▸ **DOCUMENT SEGMENT**
◆ ◆ ◆
Medical marijuana headed to Florida ballot after Supreme Court’s 4-3 decision
Source: Miami Herald
A Florida constitutional amendment calling for medical marijuana will be decided by Florida voters in November now that the state Supreme Court ruled Monday that the proposed initiative and ballot summary aren't misleading.
"Voters are given fair notice as to the chief purpose and scope of the proposed amendment, which is to allow a restricted use of marijuana for certain ― debilitating medical conditions," the court said in a 4-3 ruling in which conservative justices and one moderate dissented.
"We conclude that the voters will not be affirmatively misled regarding the purpose of the proposed amendment because the ballot title and summary accurately convey the limited use of marijuana, as determined by a licensed Florida physician," the court ruled.
If the amendment passes it takes 60 percent of the vote to do that in Florida the state would become the 21st to decriminalize marijuana for medical use, though marijuana remains illegal at the federal level.
Read more: http://m.miamiherald.com/mh/db_42928/contentdetail.htm?contentguid=jtsKxpb5
secondvariety
(1,245 posts)I'm sure those "things" that occupy the legislature and the Governor's mansion are hard at work trying to derail the amendment.
SorellaLaBefana
(148 posts)Prohibition of Alcohol under the Volstead Act of 1920 succeeded in giving organized crime a firm grip on city, county and state governments.
It was finally recognized as a failure which made criminals of ordinary citizens, and which gave actual criminals a national presence and organization which they had not previously enjoyed. It was repealed after 13 years.
Sadly, the same misguided sense has remained the policy of the United States up until this past year when a few cracks in the edifice of the government war on drugs - really the government war on black people - have finally appeared with two states realizing that continued prohibition of marijuana is not only senseless, but damaging and destructive of society.
This realization has come too late to rebuild millions of lives adversely impacted by the War On Drugs. It has also come too late to have prevented the control of drug cartels from rising to the national level.
Where the prohibition of alcohol corrupted state and local governments, the prohibition of marijuana (and other natural drugs) has corrupted national governments world-wide, including our own. There is just too much unaccountable money floating about for any government to remain untainted.
The War On Drugs has proven to not only be a war on American citizens, on non-white poor citizens in particular, but a war on the very nature and fabric of our government. In this latter aim it has succeeded.
However this savage assault on our citizens has done absolutely nothing to decrease the demand for drugs. No more than did Prohibition prevent people from drinking.
◆ ◆ ◆
▸ **STORED DATA**

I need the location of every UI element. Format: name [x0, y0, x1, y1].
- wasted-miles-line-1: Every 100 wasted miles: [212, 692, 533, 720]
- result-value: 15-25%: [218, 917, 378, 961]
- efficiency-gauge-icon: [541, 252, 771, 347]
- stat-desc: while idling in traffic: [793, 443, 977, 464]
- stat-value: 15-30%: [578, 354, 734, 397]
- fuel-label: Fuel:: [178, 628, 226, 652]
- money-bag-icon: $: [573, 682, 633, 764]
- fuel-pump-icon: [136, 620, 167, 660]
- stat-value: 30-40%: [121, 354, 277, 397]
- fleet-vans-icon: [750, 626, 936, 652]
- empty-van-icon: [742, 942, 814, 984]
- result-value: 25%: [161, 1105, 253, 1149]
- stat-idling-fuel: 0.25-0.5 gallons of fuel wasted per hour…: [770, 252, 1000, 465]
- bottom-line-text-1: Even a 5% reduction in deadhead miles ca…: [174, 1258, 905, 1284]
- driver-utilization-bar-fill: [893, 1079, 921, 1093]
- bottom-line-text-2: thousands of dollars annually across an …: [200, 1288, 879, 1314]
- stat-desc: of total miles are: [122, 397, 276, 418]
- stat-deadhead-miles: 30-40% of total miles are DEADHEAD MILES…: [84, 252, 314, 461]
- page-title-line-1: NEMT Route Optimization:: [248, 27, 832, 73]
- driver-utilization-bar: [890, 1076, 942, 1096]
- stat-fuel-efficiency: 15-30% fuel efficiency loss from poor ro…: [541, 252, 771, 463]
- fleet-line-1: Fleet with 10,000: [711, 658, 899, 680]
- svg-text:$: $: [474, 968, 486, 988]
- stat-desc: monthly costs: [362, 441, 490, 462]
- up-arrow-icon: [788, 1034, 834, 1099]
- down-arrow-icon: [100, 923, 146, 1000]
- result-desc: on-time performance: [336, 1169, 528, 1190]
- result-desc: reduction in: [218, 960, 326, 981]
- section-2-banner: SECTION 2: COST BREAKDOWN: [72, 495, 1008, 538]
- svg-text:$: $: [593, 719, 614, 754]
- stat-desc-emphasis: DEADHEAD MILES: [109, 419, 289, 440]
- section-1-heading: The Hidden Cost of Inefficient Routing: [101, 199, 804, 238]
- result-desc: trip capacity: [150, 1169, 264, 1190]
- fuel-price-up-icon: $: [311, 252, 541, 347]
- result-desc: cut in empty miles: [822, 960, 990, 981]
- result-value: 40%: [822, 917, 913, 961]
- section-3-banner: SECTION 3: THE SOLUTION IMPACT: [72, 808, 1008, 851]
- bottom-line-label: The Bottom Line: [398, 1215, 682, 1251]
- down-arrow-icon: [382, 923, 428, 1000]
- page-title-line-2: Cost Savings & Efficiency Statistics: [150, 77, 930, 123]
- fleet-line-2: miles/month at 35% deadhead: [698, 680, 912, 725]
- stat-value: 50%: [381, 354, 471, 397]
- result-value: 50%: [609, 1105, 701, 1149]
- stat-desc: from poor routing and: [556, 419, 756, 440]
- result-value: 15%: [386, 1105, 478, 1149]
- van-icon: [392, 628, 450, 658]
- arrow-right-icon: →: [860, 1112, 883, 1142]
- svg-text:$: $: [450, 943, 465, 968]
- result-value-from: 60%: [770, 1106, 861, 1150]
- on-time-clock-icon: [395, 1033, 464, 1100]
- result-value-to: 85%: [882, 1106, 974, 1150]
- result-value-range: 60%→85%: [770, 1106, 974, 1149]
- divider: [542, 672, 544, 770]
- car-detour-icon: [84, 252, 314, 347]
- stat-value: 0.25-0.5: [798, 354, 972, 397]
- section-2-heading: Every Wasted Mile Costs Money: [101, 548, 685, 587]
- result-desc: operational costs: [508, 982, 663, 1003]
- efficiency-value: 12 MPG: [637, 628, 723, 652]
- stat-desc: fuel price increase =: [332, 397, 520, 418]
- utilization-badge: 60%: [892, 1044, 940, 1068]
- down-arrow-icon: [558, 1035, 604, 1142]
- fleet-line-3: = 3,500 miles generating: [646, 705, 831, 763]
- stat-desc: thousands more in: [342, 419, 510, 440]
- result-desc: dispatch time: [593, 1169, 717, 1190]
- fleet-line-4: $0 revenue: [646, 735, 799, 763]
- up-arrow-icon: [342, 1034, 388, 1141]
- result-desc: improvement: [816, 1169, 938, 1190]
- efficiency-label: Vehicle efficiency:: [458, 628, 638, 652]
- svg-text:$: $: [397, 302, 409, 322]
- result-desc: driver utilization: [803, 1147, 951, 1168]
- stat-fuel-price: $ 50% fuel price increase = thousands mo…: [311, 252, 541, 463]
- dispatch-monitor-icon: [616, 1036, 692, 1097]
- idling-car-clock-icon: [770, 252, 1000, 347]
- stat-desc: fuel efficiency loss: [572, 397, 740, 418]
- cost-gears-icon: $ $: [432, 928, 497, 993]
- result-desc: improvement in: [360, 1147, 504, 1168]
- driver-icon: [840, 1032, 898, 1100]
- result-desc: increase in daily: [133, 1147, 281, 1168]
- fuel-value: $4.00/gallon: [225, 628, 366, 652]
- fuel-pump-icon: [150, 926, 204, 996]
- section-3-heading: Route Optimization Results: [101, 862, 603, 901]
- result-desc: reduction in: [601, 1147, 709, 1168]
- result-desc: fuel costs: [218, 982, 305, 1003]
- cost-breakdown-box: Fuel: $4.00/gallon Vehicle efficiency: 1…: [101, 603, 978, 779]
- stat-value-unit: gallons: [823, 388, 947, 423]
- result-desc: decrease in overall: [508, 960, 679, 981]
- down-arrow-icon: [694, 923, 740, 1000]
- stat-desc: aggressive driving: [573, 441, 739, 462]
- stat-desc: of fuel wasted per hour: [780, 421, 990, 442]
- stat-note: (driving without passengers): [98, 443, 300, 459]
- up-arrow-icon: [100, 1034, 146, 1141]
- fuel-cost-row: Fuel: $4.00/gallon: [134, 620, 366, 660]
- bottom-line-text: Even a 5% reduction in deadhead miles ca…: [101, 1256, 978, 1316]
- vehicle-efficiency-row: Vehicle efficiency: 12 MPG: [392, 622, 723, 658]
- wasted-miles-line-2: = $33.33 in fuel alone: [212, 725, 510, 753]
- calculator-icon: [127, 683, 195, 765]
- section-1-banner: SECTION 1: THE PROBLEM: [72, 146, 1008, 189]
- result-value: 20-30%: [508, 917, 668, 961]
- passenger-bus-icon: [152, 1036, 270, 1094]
◆ ◆ ◆
▸ **APPLY WHAT YOU READ**
1. In the page on Florida's medical marijuana ballot measure, switch "corrupted" to "undermined" and give the passage again, beginning at the words "Sadly, the same" and stopping after "to remain untainted.".
2. Answer these questions from the page on Florida's medical marijuana ballot measure:
(a) What share of the vote does an amendment need to pass in Florida?
(b) By what vote did the state Supreme Court decide the case?
(c) After how many years was alcohol Prohibition repealed?

▸ **LIST OF SOLUTIONS**
1.
Sadly, the same misguided sense has remained the policy of the United States up until this past year when a few cracks in the edifice of the government war on drugs - really the government war on black people - have finally appeared with two states realizing that continued prohibition of marijuana is not only senseless, but damaging and destructive of society.
This realization has come too late to rebuild millions of lives adversely impacted by the War On Drugs. It has also come too late to have prevented the control of drug cartels from rising to the national level.
Where the prohibition of alcohol undermined state and local governments, the prohibition of marijuana (and other natural drugs) has undermined national governments world-wide, including our own. There is just too much unaccountable money floating about for any government to remain untainted.

2.
(a) 60 percent.
(b) 4-3.
(c) 13 years.